**DO THIS**
Retype the listing that follows, word for word.

**PROVIDED INFORMATION**
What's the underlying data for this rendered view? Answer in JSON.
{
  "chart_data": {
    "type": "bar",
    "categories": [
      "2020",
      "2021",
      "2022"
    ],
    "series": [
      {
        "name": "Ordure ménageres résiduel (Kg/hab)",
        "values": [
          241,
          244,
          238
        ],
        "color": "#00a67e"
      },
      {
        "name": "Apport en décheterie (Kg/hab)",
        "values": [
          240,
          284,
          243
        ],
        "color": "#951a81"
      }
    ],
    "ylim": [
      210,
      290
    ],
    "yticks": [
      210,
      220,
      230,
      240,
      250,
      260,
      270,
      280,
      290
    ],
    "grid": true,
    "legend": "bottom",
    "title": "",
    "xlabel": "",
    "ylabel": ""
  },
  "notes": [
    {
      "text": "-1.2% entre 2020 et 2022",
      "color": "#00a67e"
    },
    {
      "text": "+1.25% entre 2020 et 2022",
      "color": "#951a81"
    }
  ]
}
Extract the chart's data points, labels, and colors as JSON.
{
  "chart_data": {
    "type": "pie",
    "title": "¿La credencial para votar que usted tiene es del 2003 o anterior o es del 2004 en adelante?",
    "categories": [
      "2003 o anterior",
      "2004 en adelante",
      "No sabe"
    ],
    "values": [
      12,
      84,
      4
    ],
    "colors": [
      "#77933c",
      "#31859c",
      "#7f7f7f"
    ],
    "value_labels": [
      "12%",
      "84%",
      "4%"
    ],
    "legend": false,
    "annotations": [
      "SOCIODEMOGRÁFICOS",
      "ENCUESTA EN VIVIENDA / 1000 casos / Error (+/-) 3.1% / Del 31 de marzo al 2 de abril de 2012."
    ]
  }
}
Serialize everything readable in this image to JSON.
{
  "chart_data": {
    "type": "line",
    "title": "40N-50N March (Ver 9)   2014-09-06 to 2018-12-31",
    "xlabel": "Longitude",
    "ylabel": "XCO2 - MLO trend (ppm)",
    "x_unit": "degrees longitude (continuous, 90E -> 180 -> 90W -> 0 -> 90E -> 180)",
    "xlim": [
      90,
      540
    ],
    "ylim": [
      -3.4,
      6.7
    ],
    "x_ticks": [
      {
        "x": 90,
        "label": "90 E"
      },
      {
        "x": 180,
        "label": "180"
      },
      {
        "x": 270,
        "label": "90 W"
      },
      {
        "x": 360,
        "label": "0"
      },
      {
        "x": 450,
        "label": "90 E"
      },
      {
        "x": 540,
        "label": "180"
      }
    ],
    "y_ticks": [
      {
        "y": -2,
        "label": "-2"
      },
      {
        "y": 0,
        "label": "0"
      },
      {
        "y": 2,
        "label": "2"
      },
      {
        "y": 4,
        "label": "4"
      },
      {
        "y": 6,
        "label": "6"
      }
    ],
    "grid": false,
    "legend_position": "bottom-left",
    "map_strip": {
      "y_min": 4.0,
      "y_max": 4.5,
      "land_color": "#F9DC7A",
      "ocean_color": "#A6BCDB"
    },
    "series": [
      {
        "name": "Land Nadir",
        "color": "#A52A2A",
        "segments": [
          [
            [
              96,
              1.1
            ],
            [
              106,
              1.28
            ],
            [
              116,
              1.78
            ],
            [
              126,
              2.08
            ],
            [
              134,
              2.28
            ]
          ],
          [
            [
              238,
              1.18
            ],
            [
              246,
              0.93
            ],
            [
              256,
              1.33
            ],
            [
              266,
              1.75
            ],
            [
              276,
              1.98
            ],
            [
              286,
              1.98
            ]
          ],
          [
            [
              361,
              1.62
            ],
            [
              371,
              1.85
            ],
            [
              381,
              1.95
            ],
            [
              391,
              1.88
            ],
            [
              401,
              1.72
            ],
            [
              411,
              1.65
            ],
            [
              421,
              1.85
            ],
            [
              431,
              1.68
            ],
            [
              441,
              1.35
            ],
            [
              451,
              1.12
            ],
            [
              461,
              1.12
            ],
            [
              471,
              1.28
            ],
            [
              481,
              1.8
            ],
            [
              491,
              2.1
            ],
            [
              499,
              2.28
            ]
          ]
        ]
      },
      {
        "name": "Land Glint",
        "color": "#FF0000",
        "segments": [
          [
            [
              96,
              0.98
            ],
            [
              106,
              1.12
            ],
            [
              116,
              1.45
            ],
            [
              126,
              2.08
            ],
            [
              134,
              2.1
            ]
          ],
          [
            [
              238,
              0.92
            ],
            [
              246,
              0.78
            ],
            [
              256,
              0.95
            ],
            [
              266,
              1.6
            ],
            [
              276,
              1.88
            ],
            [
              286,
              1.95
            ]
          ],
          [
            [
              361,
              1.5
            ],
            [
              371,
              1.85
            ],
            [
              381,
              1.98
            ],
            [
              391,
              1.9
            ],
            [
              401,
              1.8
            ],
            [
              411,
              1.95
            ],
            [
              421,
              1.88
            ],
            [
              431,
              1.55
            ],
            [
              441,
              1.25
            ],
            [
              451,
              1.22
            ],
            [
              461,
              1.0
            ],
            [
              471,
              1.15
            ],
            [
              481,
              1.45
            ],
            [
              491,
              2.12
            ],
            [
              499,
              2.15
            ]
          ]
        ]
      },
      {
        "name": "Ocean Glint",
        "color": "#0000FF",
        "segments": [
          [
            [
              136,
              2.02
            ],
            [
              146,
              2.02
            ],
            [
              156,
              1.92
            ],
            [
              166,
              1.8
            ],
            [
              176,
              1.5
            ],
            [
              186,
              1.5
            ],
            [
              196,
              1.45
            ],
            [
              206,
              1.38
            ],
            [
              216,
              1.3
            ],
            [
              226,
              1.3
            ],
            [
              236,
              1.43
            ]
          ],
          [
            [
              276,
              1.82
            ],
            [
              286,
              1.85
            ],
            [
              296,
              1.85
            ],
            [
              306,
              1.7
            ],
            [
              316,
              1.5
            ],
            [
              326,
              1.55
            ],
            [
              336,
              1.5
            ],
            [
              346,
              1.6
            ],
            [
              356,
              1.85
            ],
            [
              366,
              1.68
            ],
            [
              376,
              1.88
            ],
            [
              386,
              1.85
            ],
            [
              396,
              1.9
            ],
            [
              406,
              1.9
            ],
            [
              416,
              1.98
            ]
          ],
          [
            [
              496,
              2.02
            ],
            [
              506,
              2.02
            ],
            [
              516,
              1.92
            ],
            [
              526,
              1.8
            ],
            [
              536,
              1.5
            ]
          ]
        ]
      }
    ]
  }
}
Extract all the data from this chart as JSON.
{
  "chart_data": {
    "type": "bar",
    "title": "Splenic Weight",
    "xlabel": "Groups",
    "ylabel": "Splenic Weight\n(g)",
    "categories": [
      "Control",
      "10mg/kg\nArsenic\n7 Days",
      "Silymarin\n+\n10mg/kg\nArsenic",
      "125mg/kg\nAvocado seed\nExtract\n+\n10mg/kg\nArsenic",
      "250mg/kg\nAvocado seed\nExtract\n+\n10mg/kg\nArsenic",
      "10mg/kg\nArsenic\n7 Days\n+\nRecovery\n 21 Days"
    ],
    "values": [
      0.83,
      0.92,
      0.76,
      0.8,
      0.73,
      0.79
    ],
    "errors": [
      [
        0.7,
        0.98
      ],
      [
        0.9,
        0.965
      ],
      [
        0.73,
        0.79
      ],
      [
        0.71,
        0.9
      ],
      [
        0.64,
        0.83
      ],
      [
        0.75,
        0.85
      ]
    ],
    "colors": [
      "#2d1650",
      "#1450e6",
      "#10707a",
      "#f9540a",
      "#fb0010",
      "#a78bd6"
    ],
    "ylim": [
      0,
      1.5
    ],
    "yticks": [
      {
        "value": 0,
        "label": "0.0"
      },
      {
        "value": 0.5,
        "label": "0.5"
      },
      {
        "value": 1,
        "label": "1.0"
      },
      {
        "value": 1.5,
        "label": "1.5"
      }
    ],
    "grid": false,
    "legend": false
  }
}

**TASK RESULT**
What's the underlying data for this rendered view? Answer in JSON.
{
  "chart_data": {
    "type": "bar",
    "categories": [
      "2020",
      "2021",
      "2022"
    ],
    "series": [
      {
        "name": "Ordure ménageres résiduel (Kg/hab)",
        "values": [
          241,
          244,
          238
        ],
        "color": "#00a67e"
      },
      {
        "name": "Apport en décheterie (Kg/hab)",
        "values": [
          240,
          284,
          243
        ],
        "color": "#951a81"
      }
    ],
    "ylim": [
      210,
      290
    ],
    "yticks": [
      210,
      220,
      230,
      240,
      250,
      260,
      270,
      280,
      290
    ],
    "grid": true,
    "legend": "bottom",
    "title": "",
    "xlabel": "",
    "ylabel": ""
  },
  "notes": [
    {
      "text": "-1.2% entre 2020 et 2022",
      "color": "#00a67e"
    },
    {
      "text": "+1.25% entre 2020 et 2022",
      "color": "#951a81"
    }
  ]
}
Extract the chart's data points, labels, and colors as JSON.
{
  "chart_data": {
    "type": "pie",
    "title": "¿La credencial para votar que usted tiene es del 2003 o anterior o es del 2004 en adelante?",
    "categories": [
      "2003 o anterior",
      "2004 en adelante",
      "No sabe"
    ],
    "values": [
      12,
      84,
      4
    ],
    "colors": [
      "#77933c",
      "#31859c",
      "#7f7f7f"
    ],
    "value_labels": [
      "12%",
      "84%",
      "4%"
    ],
    "legend": false,
    "annotations": [
      "SOCIODEMOGRÁFICOS",
      "ENCUESTA EN VIVIENDA / 1000 casos / Error (+/-) 3.1% / Del 31 de marzo al 2 de abril de 2012."
    ]
  }
}
Serialize everything readable in this image to JSON.
{
  "chart_data": {
    "type": "line",
    "title": "40N-50N March (Ver 9)   2014-09-06 to 2018-12-31",
    "xlabel": "Longitude",
    "ylabel": "XCO2 - MLO trend (ppm)",
    "x_unit": "degrees longitude (continuous, 90E -> 180 -> 90W -> 0 -> 90E -> 180)",
    "xlim": [
      90,
      540
    ],
    "ylim": [
      -3.4,
      6.7
    ],
    "x_ticks": [
      {
        "x": 90,
        "label": "90 E"
      },
      {
        "x": 180,
        "label": "180"
      },
      {
        "x": 270,
        "label": "90 W"
      },
      {
        "x": 360,
        "label": "0"
      },
      {
        "x": 450,
        "label": "90 E"
      },
      {
        "x": 540,
        "label": "180"
      }
    ],
    "y_ticks": [
      {
        "y": -2,
        "label": "-2"
      },
      {
        "y": 0,
        "label": "0"
      },
      {
        "y": 2,
        "label": "2"
      },
      {
        "y": 4,
        "label": "4"
      },
      {
        "y": 6,
        "label": "6"
      }
    ],
    "grid": false,
    "legend_position": "bottom-left",
    "map_strip": {
      "y_min": 4.0,
      "y_max": 4.5,
      "land_color": "#F9DC7A",
      "ocean_color": "#A6BCDB"
    },
    "series": [
      {
        "name": "Land Nadir",
        "color": "#A52A2A",
        "segments": [
          [
            [
              96,
              1.1
            ],
            [
              106,
              1.28
            ],
            [
              116,
              1.78
            ],
            [
              126,
              2.08
            ],
            [
              134,
              2.28
            ]
          ],
          [
            [
              238,
              1.18
            ],
            [
              246,
              0.93
            ],
            [
              256,
              1.33
            ],
            [
              266,
              1.75
            ],
            [
              276,
              1.98
            ],
            [
              286,
              1.98
            ]
          ],
          [
            [
              361,
              1.62
            ],
            [
              371,
              1.85
            ],
            [
              381,
              1.95
            ],
            [
              391,
              1.88
            ],
            [
              401,
              1.72
            ],
            [
              411,
              1.65
            ],
            [
              421,
              1.85
            ],
            [
              431,
              1.68
            ],
            [
              441,
              1.35
            ],
            [
              451,
              1.12
            ],
            [
              461,
              1.12
            ],
            [
              471,
              1.28
            ],
            [
              481,
              1.8
            ],
            [
              491,
              2.1
            ],
            [
              499,
              2.28
            ]
          ]
        ]
      },
      {
        "name": "Land Glint",
        "color": "#FF0000",
        "segments": [
          [
            [
              96,
              0.98
            ],
            [
              106,
              1.12
            ],
            [
              116,
              1.45
            ],
            [
              126,
              2.08
            ],
            [
              134,
              2.1
            ]
          ],
          [
            [
              238,
              0.92
            ],
            [
              246,
              0.78
            ],
            [
              256,
              0.95
            ],
            [
              266,
              1.6
            ],
            [
              276,
              1.88
            ],
            [
              286,
              1.95
            ]
          ],
          [
            [
              361,
              1.5
            ],
            [
              371,
              1.85
            ],
            [
              381,
              1.98
            ],
            [
              391,
              1.9
            ],
            [
              401,
              1.8
            ],
            [
              411,
              1.95
            ],
            [
              421,
              1.88
            ],
            [
              431,
              1.55
            ],
            [
              441,
              1.25
            ],
            [
              451,
              1.22
            ],
            [
              461,
              1.0
            ],
            [
              471,
              1.15
            ],
            [
              481,
              1.45
            ],
            [
              491,
              2.12
            ],
            [
              499,
              2.15
            ]
          ]
        ]
      },
      {
        "name": "Ocean Glint",
        "color": "#0000FF",
        "segments": [
          [
            [
              136,
              2.02
            ],
            [
              146,
              2.02
            ],
            [
              156,
              1.92
            ],
            [
              166,
              1.8
            ],
            [
              176,
              1.5
            ],
            [
              186,
              1.5
            ],
            [
              196,
              1.45
            ],
            [
              206,
              1.38
            ],
            [
              216,
              1.3
            ],
            [
              226,
              1.3
            ],
            [
              236,
              1.43
            ]
          ],
          [
            [
              276,
              1.82
            ],
            [
              286,
              1.85
            ],
            [
              296,
              1.85
            ],
            [
              306,
              1.7
            ],
            [
              316,
              1.5
            ],
            [
              326,
              1.55
            ],
            [
              336,
              1.5
            ],
            [
              346,
              1.6
            ],
            [
              356,
              1.85
            ],
            [
              366,
              1.68
            ],
            [
              376,
              1.88
            ],
            [
              386,
              1.85
            ],
            [
              396,
              1.9
            ],
            [
              406,
              1.9
            ],
            [
              416,
              1.98
            ]
          ],
          [
            [
              496,
              2.02
            ],
            [
              506,
              2.02
            ],
            [
              516,
              1.92
            ],
            [
              526,
              1.8
            ],
            [
              536,
              1.5
            ]
          ]
        ]
      }
    ]
  }
}
Extract all the data from this chart as JSON.
{
  "chart_data": {
    "type": "bar",
    "title": "Splenic Weight",
    "xlabel": "Groups",
    "ylabel": "Splenic Weight\n(g)",
    "categories": [
      "Control",
      "10mg/kg\nArsenic\n7 Days",
      "Silymarin\n+\n10mg/kg\nArsenic",
      "125mg/kg\nAvocado seed\nExtract\n+\n10mg/kg\nArsenic",
      "250mg/kg\nAvocado seed\nExtract\n+\n10mg/kg\nArsenic",
      "10mg/kg\nArsenic\n7 Days\n+\nRecovery\n 21 Days"
    ],
    "values": [
      0.83,
      0.92,
      0.76,
      0.8,
      0.73,
      0.79
    ],
    "errors": [
      [
        0.7,
        0.98
      ],
      [
        0.9,
        0.965
      ],
      [
        0.73,
        0.79
      ],
      [
        0.71,
        0.9
      ],
      [
        0.64,
        0.83
      ],
      [
        0.75,
        0.85
      ]
    ],
    "colors": [
      "#2d1650",
      "#1450e6",
      "#10707a",
      "#f9540a",
      "#fb0010",
      "#a78bd6"
    ],
    "ylim": [
      0,
      1.5
    ],
    "yticks": [
      {
        "value": 0,
        "label": "0.0"
      },
      {
        "value": 0.5,
        "label": "0.5"
      },
      {
        "value": 1,
        "label": "1.0"
      },
      {
        "value": 1.5,
        "label": "1.5"
      }
    ],
    "grid": false,
    "legend": false
  }
}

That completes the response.